Short exercise » Restate the full listing word for word and leave the pictures out.

--- Start Entries shown ---

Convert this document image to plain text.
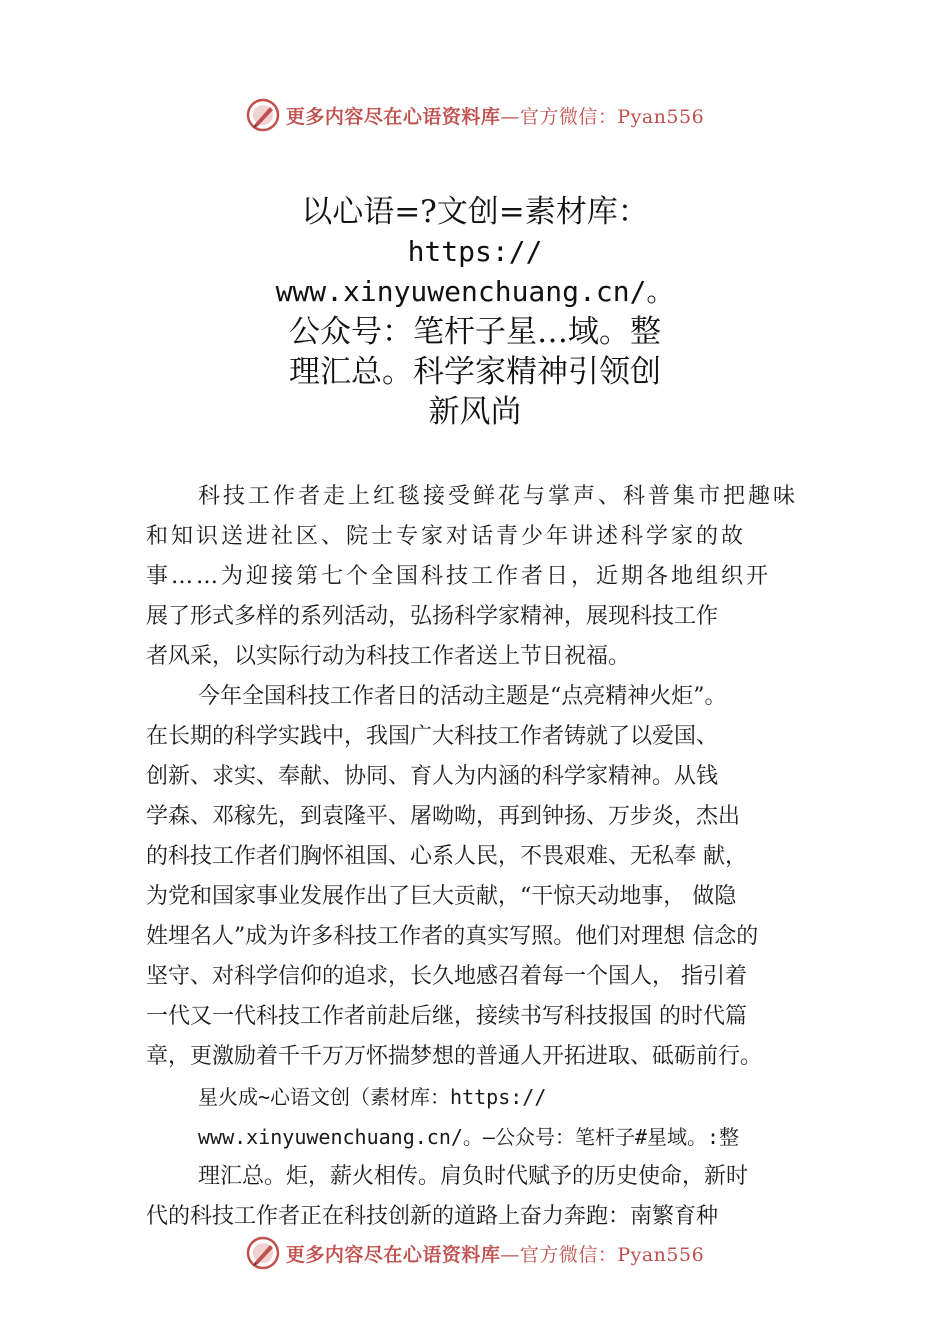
更多内容尽在心语资料库—官方微信：Pyan556
以心语=?文创=素材库：
https://
www.xinyuwenchuang.cn/。
公众号：笔杆子星…域。整
理汇总。科学家精神引领创
新风尚
科技工作者走上红毯接受鲜花与掌声、科普集市把趣味
和知识送进社区、院士专家对话青少年讲述科学家的故
事……为迎接第七个全国科技工作者日，近期各地组织开
展了形式多样的系列活动，弘扬科学家精神，展现科技工作
者风采，以实际行动为科技工作者送上节日祝福。
今年全国科技工作者日的活动主题是“点亮精神火炬”。
在长期的科学实践中，我国广大科技工作者铸就了以爱国、
创新、求实、奉献、协同、育人为内涵的科学家精神。从钱
学森、邓稼先，到袁隆平、屠呦呦，再到钟扬、万步炎，杰出
的科技工作者们胸怀祖国、心系人民，不畏艰难、无私奉 献，
为党和国家事业发展作出了巨大贡献，“干惊天动地事， 做隐
姓埋名人”成为许多科技工作者的真实写照。他们对理想 信念的
坚守、对科学信仰的追求，长久地感召着每一个国人， 指引着
一代又一代科技工作者前赴后继，接续书写科技报国 的时代篇
章，更激励着千千万万怀揣梦想的普通人开拓进取、砥砺前行。
星火成~心语文创（素材库：https://
www.xinyuwenchuang.cn/。—公众号：笔杆子#星域。:整
理汇总。炬，薪火相传。肩负时代赋予的历史使命，新时
代的科技工作者正在科技创新的道路上奋力奔跑：南繁育种
更多内容尽在心语资料库—官方微信：Pyan556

--- End Entries shown ---

Written response »
Convert this document image to plain text.
更多内容尽在心语资料库—官方微信：Pyan556
以心语=?文创=素材库：
https://
www.xinyuwenchuang.cn/。
公众号：笔杆子星…域。整
理汇总。科学家精神引领创
新风尚
科技工作者走上红毯接受鲜花与掌声、科普集市把趣味
和知识送进社区、院士专家对话青少年讲述科学家的故
事……为迎接第七个全国科技工作者日，近期各地组织开
展了形式多样的系列活动，弘扬科学家精神，展现科技工作
者风采，以实际行动为科技工作者送上节日祝福。
今年全国科技工作者日的活动主题是“点亮精神火炬”。
在长期的科学实践中，我国广大科技工作者铸就了以爱国、
创新、求实、奉献、协同、育人为内涵的科学家精神。从钱
学森、邓稼先，到袁隆平、屠呦呦，再到钟扬、万步炎，杰出
的科技工作者们胸怀祖国、心系人民，不畏艰难、无私奉 献，
为党和国家事业发展作出了巨大贡献，“干惊天动地事， 做隐
姓埋名人”成为许多科技工作者的真实写照。他们对理想 信念的
坚守、对科学信仰的追求，长久地感召着每一个国人， 指引着
一代又一代科技工作者前赴后继，接续书写科技报国 的时代篇
章，更激励着千千万万怀揣梦想的普通人开拓进取、砥砺前行。
星火成~心语文创（素材库：https://
www.xinyuwenchuang.cn/。—公众号：笔杆子#星域。:整
理汇总。炬，薪火相传。肩负时代赋予的历史使命，新时
代的科技工作者正在科技创新的道路上奋力奔跑：南繁育种
更多内容尽在心语资料库—官方微信：Pyan556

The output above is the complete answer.